[Stored items]
===
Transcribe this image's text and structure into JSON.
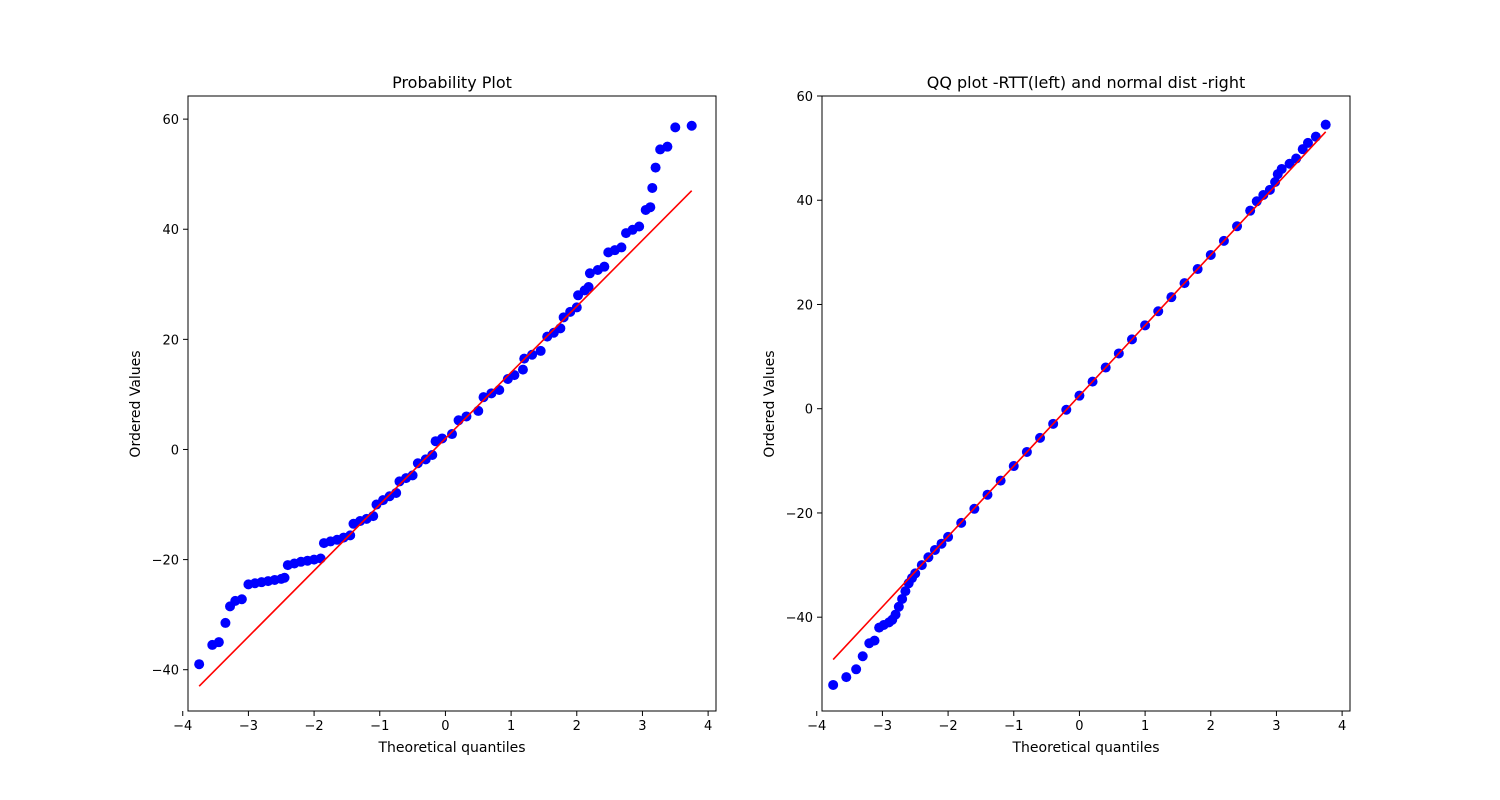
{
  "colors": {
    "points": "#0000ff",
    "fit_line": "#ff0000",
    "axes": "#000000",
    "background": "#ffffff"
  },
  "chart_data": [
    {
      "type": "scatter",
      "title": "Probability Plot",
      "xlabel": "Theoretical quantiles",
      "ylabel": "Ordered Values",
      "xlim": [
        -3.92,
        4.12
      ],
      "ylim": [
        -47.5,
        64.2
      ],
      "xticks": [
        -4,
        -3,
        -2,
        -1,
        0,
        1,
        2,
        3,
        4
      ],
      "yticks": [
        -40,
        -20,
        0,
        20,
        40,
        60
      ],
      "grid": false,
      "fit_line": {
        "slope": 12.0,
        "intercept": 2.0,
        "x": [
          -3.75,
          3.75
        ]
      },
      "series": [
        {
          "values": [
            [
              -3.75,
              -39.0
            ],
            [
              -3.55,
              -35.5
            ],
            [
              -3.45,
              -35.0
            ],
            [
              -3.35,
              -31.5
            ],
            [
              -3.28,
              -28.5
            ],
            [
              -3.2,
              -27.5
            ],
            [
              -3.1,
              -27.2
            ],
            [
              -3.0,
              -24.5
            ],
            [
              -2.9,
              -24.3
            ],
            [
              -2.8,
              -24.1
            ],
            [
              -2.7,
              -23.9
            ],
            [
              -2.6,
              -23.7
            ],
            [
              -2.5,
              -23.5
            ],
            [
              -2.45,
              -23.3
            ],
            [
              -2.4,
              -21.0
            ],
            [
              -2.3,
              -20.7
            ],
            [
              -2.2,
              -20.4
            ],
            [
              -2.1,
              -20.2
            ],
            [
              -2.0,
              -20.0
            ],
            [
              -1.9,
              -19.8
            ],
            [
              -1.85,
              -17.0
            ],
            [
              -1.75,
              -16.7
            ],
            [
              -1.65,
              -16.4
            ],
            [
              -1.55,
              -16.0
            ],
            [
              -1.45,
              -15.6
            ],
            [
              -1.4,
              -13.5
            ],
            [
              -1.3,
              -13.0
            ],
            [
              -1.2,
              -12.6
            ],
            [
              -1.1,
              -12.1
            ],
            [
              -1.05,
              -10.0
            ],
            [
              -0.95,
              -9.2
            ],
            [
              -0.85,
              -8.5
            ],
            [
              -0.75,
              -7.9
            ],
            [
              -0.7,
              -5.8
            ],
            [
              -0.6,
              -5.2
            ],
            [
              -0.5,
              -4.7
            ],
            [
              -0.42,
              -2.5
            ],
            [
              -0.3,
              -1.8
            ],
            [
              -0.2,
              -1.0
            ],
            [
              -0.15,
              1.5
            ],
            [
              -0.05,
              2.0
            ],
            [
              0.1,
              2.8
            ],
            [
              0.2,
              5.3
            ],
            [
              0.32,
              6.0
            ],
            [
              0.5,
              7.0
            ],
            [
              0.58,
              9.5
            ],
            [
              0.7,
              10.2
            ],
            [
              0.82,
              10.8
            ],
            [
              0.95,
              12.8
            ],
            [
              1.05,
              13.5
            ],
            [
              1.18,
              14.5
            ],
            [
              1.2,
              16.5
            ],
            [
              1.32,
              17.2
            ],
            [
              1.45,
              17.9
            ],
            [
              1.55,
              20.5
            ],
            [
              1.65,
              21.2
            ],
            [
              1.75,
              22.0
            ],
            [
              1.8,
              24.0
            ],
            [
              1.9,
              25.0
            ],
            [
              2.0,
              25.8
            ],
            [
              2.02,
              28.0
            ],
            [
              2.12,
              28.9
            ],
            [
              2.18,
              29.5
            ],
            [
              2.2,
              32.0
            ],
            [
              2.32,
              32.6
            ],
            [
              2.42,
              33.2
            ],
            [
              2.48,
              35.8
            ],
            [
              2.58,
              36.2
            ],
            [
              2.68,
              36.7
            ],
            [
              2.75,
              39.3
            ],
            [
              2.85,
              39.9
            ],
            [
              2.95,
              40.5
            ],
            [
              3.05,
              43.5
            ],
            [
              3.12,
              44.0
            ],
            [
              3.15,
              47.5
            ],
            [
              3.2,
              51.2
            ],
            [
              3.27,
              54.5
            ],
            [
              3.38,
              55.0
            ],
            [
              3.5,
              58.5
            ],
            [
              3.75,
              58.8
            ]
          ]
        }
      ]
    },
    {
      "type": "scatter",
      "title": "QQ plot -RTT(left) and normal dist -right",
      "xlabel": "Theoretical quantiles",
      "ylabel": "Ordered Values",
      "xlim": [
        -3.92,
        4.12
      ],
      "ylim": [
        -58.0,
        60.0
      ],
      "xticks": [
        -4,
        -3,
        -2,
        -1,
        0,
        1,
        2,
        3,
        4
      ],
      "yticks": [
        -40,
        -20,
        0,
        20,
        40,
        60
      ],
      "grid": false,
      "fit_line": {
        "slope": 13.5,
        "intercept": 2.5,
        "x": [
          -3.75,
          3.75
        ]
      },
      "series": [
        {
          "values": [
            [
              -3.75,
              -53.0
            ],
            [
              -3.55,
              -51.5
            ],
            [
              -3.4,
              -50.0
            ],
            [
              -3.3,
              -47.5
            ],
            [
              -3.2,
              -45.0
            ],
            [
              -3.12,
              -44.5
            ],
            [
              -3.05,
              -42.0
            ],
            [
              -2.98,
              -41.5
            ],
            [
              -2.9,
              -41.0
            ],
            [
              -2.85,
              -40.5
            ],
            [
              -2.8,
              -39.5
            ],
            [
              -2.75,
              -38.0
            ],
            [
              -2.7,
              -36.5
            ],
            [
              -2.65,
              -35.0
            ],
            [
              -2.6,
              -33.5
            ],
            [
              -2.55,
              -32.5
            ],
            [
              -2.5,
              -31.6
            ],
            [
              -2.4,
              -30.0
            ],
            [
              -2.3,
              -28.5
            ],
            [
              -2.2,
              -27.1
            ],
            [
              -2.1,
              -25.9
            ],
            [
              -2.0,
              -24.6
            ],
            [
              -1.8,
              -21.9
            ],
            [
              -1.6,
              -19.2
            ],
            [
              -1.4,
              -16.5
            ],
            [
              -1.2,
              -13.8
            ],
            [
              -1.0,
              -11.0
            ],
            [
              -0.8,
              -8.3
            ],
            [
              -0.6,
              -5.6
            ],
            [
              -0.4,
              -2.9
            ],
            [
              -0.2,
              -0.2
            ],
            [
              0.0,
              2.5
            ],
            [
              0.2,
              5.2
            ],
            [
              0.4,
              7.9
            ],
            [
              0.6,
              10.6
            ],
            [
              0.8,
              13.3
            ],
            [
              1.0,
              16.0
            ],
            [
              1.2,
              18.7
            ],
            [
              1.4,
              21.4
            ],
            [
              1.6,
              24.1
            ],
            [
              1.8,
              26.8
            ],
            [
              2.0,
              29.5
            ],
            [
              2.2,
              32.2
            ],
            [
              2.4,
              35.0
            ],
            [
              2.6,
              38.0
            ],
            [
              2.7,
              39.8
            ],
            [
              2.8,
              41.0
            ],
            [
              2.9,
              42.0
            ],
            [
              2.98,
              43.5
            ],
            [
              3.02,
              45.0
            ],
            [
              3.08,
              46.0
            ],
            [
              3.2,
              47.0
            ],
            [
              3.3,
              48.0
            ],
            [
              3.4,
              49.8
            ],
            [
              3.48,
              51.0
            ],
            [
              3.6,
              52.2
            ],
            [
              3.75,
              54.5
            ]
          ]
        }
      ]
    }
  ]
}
===
[Stated goal]: Exact duplication of all the records is required; pictures are omitted from the copy.

[Right answer]:
Transcribe this image's text and structure into JSON.
{
  "colors": {
    "points": "#0000ff",
    "fit_line": "#ff0000",
    "axes": "#000000",
    "background": "#ffffff"
  },
  "chart_data": [
    {
      "type": "scatter",
      "title": "Probability Plot",
      "xlabel": "Theoretical quantiles",
      "ylabel": "Ordered Values",
      "xlim": [
        -3.92,
        4.12
      ],
      "ylim": [
        -47.5,
        64.2
      ],
      "xticks": [
        -4,
        -3,
        -2,
        -1,
        0,
        1,
        2,
        3,
        4
      ],
      "yticks": [
        -40,
        -20,
        0,
        20,
        40,
        60
      ],
      "grid": false,
      "fit_line": {
        "slope": 12.0,
        "intercept": 2.0,
        "x": [
          -3.75,
          3.75
        ]
      },
      "series": [
        {
          "values": [
            [
              -3.75,
              -39.0
            ],
            [
              -3.55,
              -35.5
            ],
            [
              -3.45,
              -35.0
            ],
            [
              -3.35,
              -31.5
            ],
            [
              -3.28,
              -28.5
            ],
            [
              -3.2,
              -27.5
            ],
            [
              -3.1,
              -27.2
            ],
            [
              -3.0,
              -24.5
            ],
            [
              -2.9,
              -24.3
            ],
            [
              -2.8,
              -24.1
            ],
            [
              -2.7,
              -23.9
            ],
            [
              -2.6,
              -23.7
            ],
            [
              -2.5,
              -23.5
            ],
            [
              -2.45,
              -23.3
            ],
            [
              -2.4,
              -21.0
            ],
            [
              -2.3,
              -20.7
            ],
            [
              -2.2,
              -20.4
            ],
            [
              -2.1,
              -20.2
            ],
            [
              -2.0,
              -20.0
            ],
            [
              -1.9,
              -19.8
            ],
            [
              -1.85,
              -17.0
            ],
            [
              -1.75,
              -16.7
            ],
            [
              -1.65,
              -16.4
            ],
            [
              -1.55,
              -16.0
            ],
            [
              -1.45,
              -15.6
            ],
            [
              -1.4,
              -13.5
            ],
            [
              -1.3,
              -13.0
            ],
            [
              -1.2,
              -12.6
            ],
            [
              -1.1,
              -12.1
            ],
            [
              -1.05,
              -10.0
            ],
            [
              -0.95,
              -9.2
            ],
            [
              -0.85,
              -8.5
            ],
            [
              -0.75,
              -7.9
            ],
            [
              -0.7,
              -5.8
            ],
            [
              -0.6,
              -5.2
            ],
            [
              -0.5,
              -4.7
            ],
            [
              -0.42,
              -2.5
            ],
            [
              -0.3,
              -1.8
            ],
            [
              -0.2,
              -1.0
            ],
            [
              -0.15,
              1.5
            ],
            [
              -0.05,
              2.0
            ],
            [
              0.1,
              2.8
            ],
            [
              0.2,
              5.3
            ],
            [
              0.32,
              6.0
            ],
            [
              0.5,
              7.0
            ],
            [
              0.58,
              9.5
            ],
            [
              0.7,
              10.2
            ],
            [
              0.82,
              10.8
            ],
            [
              0.95,
              12.8
            ],
            [
              1.05,
              13.5
            ],
            [
              1.18,
              14.5
            ],
            [
              1.2,
              16.5
            ],
            [
              1.32,
              17.2
            ],
            [
              1.45,
              17.9
            ],
            [
              1.55,
              20.5
            ],
            [
              1.65,
              21.2
            ],
            [
              1.75,
              22.0
            ],
            [
              1.8,
              24.0
            ],
            [
              1.9,
              25.0
            ],
            [
              2.0,
              25.8
            ],
            [
              2.02,
              28.0
            ],
            [
              2.12,
              28.9
            ],
            [
              2.18,
              29.5
            ],
            [
              2.2,
              32.0
            ],
            [
              2.32,
              32.6
            ],
            [
              2.42,
              33.2
            ],
            [
              2.48,
              35.8
            ],
            [
              2.58,
              36.2
            ],
            [
              2.68,
              36.7
            ],
            [
              2.75,
              39.3
            ],
            [
              2.85,
              39.9
            ],
            [
              2.95,
              40.5
            ],
            [
              3.05,
              43.5
            ],
            [
              3.12,
              44.0
            ],
            [
              3.15,
              47.5
            ],
            [
              3.2,
              51.2
            ],
            [
              3.27,
              54.5
            ],
            [
              3.38,
              55.0
            ],
            [
              3.5,
              58.5
            ],
            [
              3.75,
              58.8
            ]
          ]
        }
      ]
    },
    {
      "type": "scatter",
      "title": "QQ plot -RTT(left) and normal dist -right",
      "xlabel": "Theoretical quantiles",
      "ylabel": "Ordered Values",
      "xlim": [
        -3.92,
        4.12
      ],
      "ylim": [
        -58.0,
        60.0
      ],
      "xticks": [
        -4,
        -3,
        -2,
        -1,
        0,
        1,
        2,
        3,
        4
      ],
      "yticks": [
        -40,
        -20,
        0,
        20,
        40,
        60
      ],
      "grid": false,
      "fit_line": {
        "slope": 13.5,
        "intercept": 2.5,
        "x": [
          -3.75,
          3.75
        ]
      },
      "series": [
        {
          "values": [
            [
              -3.75,
              -53.0
            ],
            [
              -3.55,
              -51.5
            ],
            [
              -3.4,
              -50.0
            ],
            [
              -3.3,
              -47.5
            ],
            [
              -3.2,
              -45.0
            ],
            [
              -3.12,
              -44.5
            ],
            [
              -3.05,
              -42.0
            ],
            [
              -2.98,
              -41.5
            ],
            [
              -2.9,
              -41.0
            ],
            [
              -2.85,
              -40.5
            ],
            [
              -2.8,
              -39.5
            ],
            [
              -2.75,
              -38.0
            ],
            [
              -2.7,
              -36.5
            ],
            [
              -2.65,
              -35.0
            ],
            [
              -2.6,
              -33.5
            ],
            [
              -2.55,
              -32.5
            ],
            [
              -2.5,
              -31.6
            ],
            [
              -2.4,
              -30.0
            ],
            [
              -2.3,
              -28.5
            ],
            [
              -2.2,
              -27.1
            ],
            [
              -2.1,
              -25.9
            ],
            [
              -2.0,
              -24.6
            ],
            [
              -1.8,
              -21.9
            ],
            [
              -1.6,
              -19.2
            ],
            [
              -1.4,
              -16.5
            ],
            [
              -1.2,
              -13.8
            ],
            [
              -1.0,
              -11.0
            ],
            [
              -0.8,
              -8.3
            ],
            [
              -0.6,
              -5.6
            ],
            [
              -0.4,
              -2.9
            ],
            [
              -0.2,
              -0.2
            ],
            [
              0.0,
              2.5
            ],
            [
              0.2,
              5.2
            ],
            [
              0.4,
              7.9
            ],
            [
              0.6,
              10.6
            ],
            [
              0.8,
              13.3
            ],
            [
              1.0,
              16.0
            ],
            [
              1.2,
              18.7
            ],
            [
              1.4,
              21.4
            ],
            [
              1.6,
              24.1
            ],
            [
              1.8,
              26.8
            ],
            [
              2.0,
              29.5
            ],
            [
              2.2,
              32.2
            ],
            [
              2.4,
              35.0
            ],
            [
              2.6,
              38.0
            ],
            [
              2.7,
              39.8
            ],
            [
              2.8,
              41.0
            ],
            [
              2.9,
              42.0
            ],
            [
              2.98,
              43.5
            ],
            [
              3.02,
              45.0
            ],
            [
              3.08,
              46.0
            ],
            [
              3.2,
              47.0
            ],
            [
              3.3,
              48.0
            ],
            [
              3.4,
              49.8
            ],
            [
              3.48,
              51.0
            ],
            [
              3.6,
              52.2
            ],
            [
              3.75,
              54.5
            ]
          ]
        }
      ]
    }
  ]
}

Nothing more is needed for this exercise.